▶ _SUPPLIED INFORMATION_:
========================
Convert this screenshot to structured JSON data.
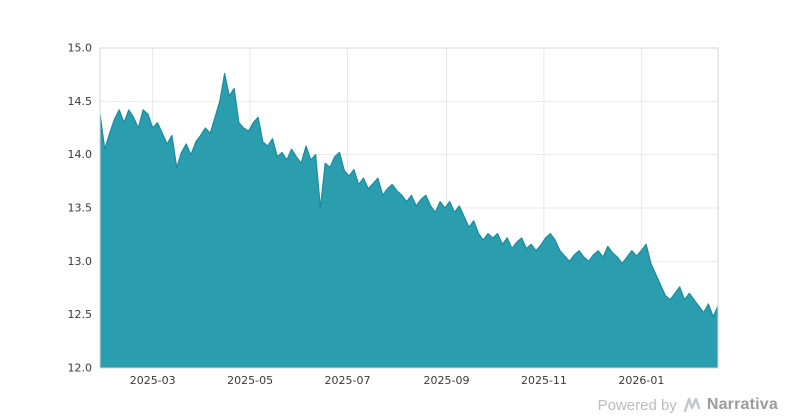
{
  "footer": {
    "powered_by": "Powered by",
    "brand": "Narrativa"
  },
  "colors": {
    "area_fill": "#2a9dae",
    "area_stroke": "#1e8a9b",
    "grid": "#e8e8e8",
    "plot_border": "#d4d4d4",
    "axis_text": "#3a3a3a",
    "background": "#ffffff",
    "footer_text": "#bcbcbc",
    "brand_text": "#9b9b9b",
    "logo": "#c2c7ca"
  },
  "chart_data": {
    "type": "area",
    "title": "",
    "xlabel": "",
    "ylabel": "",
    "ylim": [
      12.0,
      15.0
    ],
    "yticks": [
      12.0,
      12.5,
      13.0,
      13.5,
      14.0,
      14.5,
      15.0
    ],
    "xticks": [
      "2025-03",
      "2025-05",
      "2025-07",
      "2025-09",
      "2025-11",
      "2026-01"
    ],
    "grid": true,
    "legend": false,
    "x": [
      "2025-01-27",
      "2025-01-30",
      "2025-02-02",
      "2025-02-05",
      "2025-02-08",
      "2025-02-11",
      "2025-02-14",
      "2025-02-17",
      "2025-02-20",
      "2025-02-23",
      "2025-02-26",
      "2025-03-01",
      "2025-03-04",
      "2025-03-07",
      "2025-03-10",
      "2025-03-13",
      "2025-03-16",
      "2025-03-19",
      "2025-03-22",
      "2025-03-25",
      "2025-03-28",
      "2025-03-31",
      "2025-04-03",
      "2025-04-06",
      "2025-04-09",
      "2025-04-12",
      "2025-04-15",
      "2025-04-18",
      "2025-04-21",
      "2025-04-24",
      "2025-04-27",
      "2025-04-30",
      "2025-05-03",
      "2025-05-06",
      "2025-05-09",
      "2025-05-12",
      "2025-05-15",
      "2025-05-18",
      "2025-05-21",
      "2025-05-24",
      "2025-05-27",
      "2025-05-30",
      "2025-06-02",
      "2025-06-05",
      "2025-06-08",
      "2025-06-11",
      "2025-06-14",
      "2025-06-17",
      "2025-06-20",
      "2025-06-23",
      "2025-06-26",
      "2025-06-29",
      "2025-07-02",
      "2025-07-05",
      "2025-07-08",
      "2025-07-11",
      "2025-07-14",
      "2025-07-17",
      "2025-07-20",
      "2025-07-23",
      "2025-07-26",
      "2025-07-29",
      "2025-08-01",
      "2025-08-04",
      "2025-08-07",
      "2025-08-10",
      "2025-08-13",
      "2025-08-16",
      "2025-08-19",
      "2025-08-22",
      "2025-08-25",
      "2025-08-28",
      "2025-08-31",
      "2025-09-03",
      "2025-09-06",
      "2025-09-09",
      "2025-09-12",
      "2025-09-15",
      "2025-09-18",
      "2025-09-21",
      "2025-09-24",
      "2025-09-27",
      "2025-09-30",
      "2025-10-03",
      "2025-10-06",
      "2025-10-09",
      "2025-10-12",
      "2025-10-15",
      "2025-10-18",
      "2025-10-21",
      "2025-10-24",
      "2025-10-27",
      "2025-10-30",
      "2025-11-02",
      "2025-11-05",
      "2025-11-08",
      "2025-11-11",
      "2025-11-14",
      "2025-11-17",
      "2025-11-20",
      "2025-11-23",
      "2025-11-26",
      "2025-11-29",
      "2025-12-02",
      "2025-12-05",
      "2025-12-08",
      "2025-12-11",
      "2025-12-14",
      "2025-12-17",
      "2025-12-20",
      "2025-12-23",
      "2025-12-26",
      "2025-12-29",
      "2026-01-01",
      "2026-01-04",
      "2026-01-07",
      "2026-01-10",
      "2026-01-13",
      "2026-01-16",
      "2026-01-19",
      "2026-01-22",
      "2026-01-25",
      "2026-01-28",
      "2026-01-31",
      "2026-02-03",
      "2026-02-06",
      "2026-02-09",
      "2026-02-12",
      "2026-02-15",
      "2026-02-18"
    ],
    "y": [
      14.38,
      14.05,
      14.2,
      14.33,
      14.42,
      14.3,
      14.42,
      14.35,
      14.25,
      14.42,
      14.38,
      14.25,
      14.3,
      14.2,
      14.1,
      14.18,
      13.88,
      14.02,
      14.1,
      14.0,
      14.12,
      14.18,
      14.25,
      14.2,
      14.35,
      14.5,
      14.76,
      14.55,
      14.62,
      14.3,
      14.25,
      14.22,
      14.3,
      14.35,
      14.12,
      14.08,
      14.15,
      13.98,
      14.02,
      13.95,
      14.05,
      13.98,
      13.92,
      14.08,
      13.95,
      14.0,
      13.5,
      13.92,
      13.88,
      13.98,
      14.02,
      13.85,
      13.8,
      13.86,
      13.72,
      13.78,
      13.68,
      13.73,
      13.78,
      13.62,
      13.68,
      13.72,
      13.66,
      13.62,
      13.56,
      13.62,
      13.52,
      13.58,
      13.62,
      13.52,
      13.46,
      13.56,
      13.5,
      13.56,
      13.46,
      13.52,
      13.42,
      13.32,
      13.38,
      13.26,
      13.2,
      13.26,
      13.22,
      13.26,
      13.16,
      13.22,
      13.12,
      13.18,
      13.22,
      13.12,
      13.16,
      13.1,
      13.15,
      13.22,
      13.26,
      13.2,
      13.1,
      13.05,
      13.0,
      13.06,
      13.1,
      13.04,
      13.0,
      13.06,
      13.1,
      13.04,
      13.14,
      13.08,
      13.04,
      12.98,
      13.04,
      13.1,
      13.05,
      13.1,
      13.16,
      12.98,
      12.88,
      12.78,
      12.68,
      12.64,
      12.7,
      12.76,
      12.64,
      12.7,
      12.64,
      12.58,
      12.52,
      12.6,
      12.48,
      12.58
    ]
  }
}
========================
▶ _EXERCISE DIRECTIONS_: Omit every image. Quote each record exactly.

▶ _PROBLEM SOLUTION_:
Convert this screenshot to structured JSON data.
{
  "footer": {
    "powered_by": "Powered by",
    "brand": "Narrativa"
  },
  "colors": {
    "area_fill": "#2a9dae",
    "area_stroke": "#1e8a9b",
    "grid": "#e8e8e8",
    "plot_border": "#d4d4d4",
    "axis_text": "#3a3a3a",
    "background": "#ffffff",
    "footer_text": "#bcbcbc",
    "brand_text": "#9b9b9b",
    "logo": "#c2c7ca"
  },
  "chart_data": {
    "type": "area",
    "title": "",
    "xlabel": "",
    "ylabel": "",
    "ylim": [
      12.0,
      15.0
    ],
    "yticks": [
      12.0,
      12.5,
      13.0,
      13.5,
      14.0,
      14.5,
      15.0
    ],
    "xticks": [
      "2025-03",
      "2025-05",
      "2025-07",
      "2025-09",
      "2025-11",
      "2026-01"
    ],
    "grid": true,
    "legend": false,
    "x": [
      "2025-01-27",
      "2025-01-30",
      "2025-02-02",
      "2025-02-05",
      "2025-02-08",
      "2025-02-11",
      "2025-02-14",
      "2025-02-17",
      "2025-02-20",
      "2025-02-23",
      "2025-02-26",
      "2025-03-01",
      "2025-03-04",
      "2025-03-07",
      "2025-03-10",
      "2025-03-13",
      "2025-03-16",
      "2025-03-19",
      "2025-03-22",
      "2025-03-25",
      "2025-03-28",
      "2025-03-31",
      "2025-04-03",
      "2025-04-06",
      "2025-04-09",
      "2025-04-12",
      "2025-04-15",
      "2025-04-18",
      "2025-04-21",
      "2025-04-24",
      "2025-04-27",
      "2025-04-30",
      "2025-05-03",
      "2025-05-06",
      "2025-05-09",
      "2025-05-12",
      "2025-05-15",
      "2025-05-18",
      "2025-05-21",
      "2025-05-24",
      "2025-05-27",
      "2025-05-30",
      "2025-06-02",
      "2025-06-05",
      "2025-06-08",
      "2025-06-11",
      "2025-06-14",
      "2025-06-17",
      "2025-06-20",
      "2025-06-23",
      "2025-06-26",
      "2025-06-29",
      "2025-07-02",
      "2025-07-05",
      "2025-07-08",
      "2025-07-11",
      "2025-07-14",
      "2025-07-17",
      "2025-07-20",
      "2025-07-23",
      "2025-07-26",
      "2025-07-29",
      "2025-08-01",
      "2025-08-04",
      "2025-08-07",
      "2025-08-10",
      "2025-08-13",
      "2025-08-16",
      "2025-08-19",
      "2025-08-22",
      "2025-08-25",
      "2025-08-28",
      "2025-08-31",
      "2025-09-03",
      "2025-09-06",
      "2025-09-09",
      "2025-09-12",
      "2025-09-15",
      "2025-09-18",
      "2025-09-21",
      "2025-09-24",
      "2025-09-27",
      "2025-09-30",
      "2025-10-03",
      "2025-10-06",
      "2025-10-09",
      "2025-10-12",
      "2025-10-15",
      "2025-10-18",
      "2025-10-21",
      "2025-10-24",
      "2025-10-27",
      "2025-10-30",
      "2025-11-02",
      "2025-11-05",
      "2025-11-08",
      "2025-11-11",
      "2025-11-14",
      "2025-11-17",
      "2025-11-20",
      "2025-11-23",
      "2025-11-26",
      "2025-11-29",
      "2025-12-02",
      "2025-12-05",
      "2025-12-08",
      "2025-12-11",
      "2025-12-14",
      "2025-12-17",
      "2025-12-20",
      "2025-12-23",
      "2025-12-26",
      "2025-12-29",
      "2026-01-01",
      "2026-01-04",
      "2026-01-07",
      "2026-01-10",
      "2026-01-13",
      "2026-01-16",
      "2026-01-19",
      "2026-01-22",
      "2026-01-25",
      "2026-01-28",
      "2026-01-31",
      "2026-02-03",
      "2026-02-06",
      "2026-02-09",
      "2026-02-12",
      "2026-02-15",
      "2026-02-18"
    ],
    "y": [
      14.38,
      14.05,
      14.2,
      14.33,
      14.42,
      14.3,
      14.42,
      14.35,
      14.25,
      14.42,
      14.38,
      14.25,
      14.3,
      14.2,
      14.1,
      14.18,
      13.88,
      14.02,
      14.1,
      14.0,
      14.12,
      14.18,
      14.25,
      14.2,
      14.35,
      14.5,
      14.76,
      14.55,
      14.62,
      14.3,
      14.25,
      14.22,
      14.3,
      14.35,
      14.12,
      14.08,
      14.15,
      13.98,
      14.02,
      13.95,
      14.05,
      13.98,
      13.92,
      14.08,
      13.95,
      14.0,
      13.5,
      13.92,
      13.88,
      13.98,
      14.02,
      13.85,
      13.8,
      13.86,
      13.72,
      13.78,
      13.68,
      13.73,
      13.78,
      13.62,
      13.68,
      13.72,
      13.66,
      13.62,
      13.56,
      13.62,
      13.52,
      13.58,
      13.62,
      13.52,
      13.46,
      13.56,
      13.5,
      13.56,
      13.46,
      13.52,
      13.42,
      13.32,
      13.38,
      13.26,
      13.2,
      13.26,
      13.22,
      13.26,
      13.16,
      13.22,
      13.12,
      13.18,
      13.22,
      13.12,
      13.16,
      13.1,
      13.15,
      13.22,
      13.26,
      13.2,
      13.1,
      13.05,
      13.0,
      13.06,
      13.1,
      13.04,
      13.0,
      13.06,
      13.1,
      13.04,
      13.14,
      13.08,
      13.04,
      12.98,
      13.04,
      13.1,
      13.05,
      13.1,
      13.16,
      12.98,
      12.88,
      12.78,
      12.68,
      12.64,
      12.7,
      12.76,
      12.64,
      12.7,
      12.64,
      12.58,
      12.52,
      12.6,
      12.48,
      12.58
    ]
  }
}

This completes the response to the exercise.